Exercise instructions:
For each line that holds "color", copy the line out.

Dataset listings of figures
□ □ □ □
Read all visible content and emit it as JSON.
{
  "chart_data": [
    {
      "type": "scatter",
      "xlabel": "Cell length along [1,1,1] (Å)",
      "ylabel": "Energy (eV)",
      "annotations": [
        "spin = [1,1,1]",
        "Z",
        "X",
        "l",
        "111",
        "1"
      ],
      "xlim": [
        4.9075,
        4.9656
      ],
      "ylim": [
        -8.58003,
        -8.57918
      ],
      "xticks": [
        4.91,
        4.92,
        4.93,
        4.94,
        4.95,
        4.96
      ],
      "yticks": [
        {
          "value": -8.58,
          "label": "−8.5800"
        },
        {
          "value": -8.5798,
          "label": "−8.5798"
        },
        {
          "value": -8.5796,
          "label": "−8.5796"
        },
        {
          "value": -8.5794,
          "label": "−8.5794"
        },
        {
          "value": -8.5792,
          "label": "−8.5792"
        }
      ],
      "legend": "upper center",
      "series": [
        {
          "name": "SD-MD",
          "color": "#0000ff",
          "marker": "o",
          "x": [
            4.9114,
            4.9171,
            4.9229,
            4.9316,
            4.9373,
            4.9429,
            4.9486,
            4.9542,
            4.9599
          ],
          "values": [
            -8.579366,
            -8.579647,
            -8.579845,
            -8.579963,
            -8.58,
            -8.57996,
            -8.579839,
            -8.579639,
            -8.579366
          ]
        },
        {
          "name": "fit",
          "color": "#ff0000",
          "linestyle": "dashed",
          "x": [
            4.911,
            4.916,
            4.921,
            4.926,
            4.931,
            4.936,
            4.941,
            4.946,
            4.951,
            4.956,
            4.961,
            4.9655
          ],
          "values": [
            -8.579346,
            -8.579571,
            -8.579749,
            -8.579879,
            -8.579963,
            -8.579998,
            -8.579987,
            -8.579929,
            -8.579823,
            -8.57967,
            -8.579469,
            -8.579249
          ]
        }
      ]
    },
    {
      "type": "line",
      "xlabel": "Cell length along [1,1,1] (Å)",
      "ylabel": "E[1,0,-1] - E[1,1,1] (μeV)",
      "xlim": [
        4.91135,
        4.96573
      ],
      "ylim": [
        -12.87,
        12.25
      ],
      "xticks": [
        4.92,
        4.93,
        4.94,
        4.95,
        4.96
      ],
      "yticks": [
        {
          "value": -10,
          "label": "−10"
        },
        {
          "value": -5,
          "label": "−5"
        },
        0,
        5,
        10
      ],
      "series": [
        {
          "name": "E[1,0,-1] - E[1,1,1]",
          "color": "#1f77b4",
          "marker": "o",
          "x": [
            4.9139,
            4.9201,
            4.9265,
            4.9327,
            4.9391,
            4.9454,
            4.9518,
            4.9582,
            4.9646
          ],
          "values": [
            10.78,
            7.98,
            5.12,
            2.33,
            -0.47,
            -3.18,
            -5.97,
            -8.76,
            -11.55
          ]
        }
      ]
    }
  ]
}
□ □ □ □
Answer below:
          "color": "#0000ff",
          "color": "#ff0000",
          "color": "#1f77b4",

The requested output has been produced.